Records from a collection
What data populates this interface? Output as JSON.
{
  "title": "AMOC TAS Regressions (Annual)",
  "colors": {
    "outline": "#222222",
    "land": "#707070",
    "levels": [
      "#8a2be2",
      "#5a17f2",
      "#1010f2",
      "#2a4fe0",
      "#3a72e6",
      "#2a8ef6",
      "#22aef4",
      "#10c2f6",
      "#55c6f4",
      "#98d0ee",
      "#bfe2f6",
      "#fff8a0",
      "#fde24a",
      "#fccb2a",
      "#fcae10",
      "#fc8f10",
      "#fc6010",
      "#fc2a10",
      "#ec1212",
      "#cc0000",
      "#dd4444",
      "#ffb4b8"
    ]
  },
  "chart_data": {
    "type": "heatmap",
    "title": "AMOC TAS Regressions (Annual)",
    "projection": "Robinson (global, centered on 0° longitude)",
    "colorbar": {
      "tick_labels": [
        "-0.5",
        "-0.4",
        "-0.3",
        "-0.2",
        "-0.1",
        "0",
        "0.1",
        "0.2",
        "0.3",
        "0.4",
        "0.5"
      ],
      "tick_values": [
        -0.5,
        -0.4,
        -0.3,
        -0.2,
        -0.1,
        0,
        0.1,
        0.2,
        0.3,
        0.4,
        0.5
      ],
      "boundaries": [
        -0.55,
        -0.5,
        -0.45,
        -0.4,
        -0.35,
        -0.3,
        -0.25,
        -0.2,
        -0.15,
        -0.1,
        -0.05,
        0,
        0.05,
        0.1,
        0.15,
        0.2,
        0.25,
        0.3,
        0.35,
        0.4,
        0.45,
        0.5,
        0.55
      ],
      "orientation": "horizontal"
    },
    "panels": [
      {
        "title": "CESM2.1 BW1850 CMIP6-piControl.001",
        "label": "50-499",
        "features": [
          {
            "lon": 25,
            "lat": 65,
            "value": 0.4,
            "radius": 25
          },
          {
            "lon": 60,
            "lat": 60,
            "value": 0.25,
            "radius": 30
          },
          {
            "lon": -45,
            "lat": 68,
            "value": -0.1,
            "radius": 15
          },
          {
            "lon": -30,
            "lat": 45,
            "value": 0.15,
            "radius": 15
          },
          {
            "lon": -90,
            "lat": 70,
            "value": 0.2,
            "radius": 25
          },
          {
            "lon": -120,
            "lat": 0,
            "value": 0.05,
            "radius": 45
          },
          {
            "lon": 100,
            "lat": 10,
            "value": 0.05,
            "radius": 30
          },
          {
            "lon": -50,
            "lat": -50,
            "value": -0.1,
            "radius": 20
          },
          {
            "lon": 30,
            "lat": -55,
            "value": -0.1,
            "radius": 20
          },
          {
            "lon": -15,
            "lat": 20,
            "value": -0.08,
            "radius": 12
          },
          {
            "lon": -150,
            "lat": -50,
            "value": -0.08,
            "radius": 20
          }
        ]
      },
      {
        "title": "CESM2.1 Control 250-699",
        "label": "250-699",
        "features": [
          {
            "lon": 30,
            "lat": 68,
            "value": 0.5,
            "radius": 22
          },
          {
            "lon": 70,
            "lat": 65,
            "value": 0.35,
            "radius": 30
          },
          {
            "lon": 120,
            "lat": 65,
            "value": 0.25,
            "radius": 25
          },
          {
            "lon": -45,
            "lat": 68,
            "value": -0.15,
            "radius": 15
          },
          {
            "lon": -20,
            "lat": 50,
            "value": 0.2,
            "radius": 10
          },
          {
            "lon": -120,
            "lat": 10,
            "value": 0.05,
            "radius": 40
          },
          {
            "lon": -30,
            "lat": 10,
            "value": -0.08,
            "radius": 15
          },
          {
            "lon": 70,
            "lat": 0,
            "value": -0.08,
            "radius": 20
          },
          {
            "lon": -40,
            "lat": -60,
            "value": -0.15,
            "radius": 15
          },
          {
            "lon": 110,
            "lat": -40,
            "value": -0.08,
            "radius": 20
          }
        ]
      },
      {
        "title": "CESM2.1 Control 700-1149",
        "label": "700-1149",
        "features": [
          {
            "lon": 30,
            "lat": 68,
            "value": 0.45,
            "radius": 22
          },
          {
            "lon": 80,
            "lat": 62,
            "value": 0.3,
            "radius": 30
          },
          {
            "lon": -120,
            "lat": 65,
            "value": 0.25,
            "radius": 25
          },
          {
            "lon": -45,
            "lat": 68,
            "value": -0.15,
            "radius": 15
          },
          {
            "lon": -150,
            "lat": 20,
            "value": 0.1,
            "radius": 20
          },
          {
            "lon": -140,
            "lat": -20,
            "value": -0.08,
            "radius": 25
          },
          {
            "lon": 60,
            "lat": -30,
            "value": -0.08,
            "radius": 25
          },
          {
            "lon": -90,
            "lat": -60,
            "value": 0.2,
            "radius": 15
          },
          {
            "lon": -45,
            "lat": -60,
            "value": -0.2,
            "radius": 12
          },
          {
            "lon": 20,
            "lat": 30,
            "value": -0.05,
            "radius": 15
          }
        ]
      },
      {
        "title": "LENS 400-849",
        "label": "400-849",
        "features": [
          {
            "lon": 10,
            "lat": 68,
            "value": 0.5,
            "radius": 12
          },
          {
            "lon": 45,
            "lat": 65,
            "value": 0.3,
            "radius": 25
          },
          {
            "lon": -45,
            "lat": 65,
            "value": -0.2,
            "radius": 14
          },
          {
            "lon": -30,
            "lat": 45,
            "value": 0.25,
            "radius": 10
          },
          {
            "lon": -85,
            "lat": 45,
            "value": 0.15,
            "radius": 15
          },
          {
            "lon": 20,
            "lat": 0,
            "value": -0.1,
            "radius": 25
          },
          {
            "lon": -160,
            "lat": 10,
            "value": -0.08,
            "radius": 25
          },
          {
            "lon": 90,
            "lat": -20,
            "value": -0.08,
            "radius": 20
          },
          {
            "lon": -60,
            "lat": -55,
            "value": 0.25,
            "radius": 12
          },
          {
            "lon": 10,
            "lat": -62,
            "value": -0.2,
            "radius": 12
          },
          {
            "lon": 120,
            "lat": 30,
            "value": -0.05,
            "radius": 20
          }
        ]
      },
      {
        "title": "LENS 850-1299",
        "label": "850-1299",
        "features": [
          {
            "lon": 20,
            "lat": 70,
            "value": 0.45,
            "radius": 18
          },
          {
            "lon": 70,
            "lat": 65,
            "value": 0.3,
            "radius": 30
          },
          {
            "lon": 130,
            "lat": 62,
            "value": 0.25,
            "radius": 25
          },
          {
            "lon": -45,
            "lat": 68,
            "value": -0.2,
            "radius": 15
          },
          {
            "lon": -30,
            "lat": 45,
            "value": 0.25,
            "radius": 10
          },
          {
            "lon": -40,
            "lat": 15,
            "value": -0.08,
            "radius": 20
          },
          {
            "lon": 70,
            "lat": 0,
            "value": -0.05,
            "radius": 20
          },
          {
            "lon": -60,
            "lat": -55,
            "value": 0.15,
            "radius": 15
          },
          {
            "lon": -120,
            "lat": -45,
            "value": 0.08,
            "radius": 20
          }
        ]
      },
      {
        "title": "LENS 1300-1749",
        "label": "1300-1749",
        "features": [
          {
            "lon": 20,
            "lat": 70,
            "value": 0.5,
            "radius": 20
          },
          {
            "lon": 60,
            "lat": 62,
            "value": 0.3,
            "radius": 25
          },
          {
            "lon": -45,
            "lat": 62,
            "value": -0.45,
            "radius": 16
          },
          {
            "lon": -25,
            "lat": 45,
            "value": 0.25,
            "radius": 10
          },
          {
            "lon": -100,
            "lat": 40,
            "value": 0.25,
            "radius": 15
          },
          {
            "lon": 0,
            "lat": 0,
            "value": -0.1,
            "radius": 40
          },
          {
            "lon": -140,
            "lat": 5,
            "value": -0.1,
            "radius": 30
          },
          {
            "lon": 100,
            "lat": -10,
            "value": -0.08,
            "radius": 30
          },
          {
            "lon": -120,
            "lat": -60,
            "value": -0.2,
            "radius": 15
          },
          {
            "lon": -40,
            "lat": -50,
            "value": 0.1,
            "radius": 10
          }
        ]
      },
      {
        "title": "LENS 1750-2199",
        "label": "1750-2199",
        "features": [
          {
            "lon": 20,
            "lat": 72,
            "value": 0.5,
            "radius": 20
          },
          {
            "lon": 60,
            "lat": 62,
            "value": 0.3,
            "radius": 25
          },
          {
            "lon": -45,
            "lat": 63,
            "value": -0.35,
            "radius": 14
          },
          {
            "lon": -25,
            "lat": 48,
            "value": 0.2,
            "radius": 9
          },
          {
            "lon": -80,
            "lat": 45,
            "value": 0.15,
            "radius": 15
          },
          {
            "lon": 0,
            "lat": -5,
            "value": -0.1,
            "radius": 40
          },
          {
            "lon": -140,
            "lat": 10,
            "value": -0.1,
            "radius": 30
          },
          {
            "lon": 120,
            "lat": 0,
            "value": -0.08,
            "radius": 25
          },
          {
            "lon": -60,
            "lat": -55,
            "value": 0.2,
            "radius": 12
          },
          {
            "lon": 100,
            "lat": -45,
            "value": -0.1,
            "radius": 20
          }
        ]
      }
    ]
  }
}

WORK TO COMPLETE:
Look above for every line with the word "Regressions" and copy it.

THE OUTPUT:
  "title": "AMOC TAS Regressions (Annual)",
    "title": "AMOC TAS Regressions (Annual)",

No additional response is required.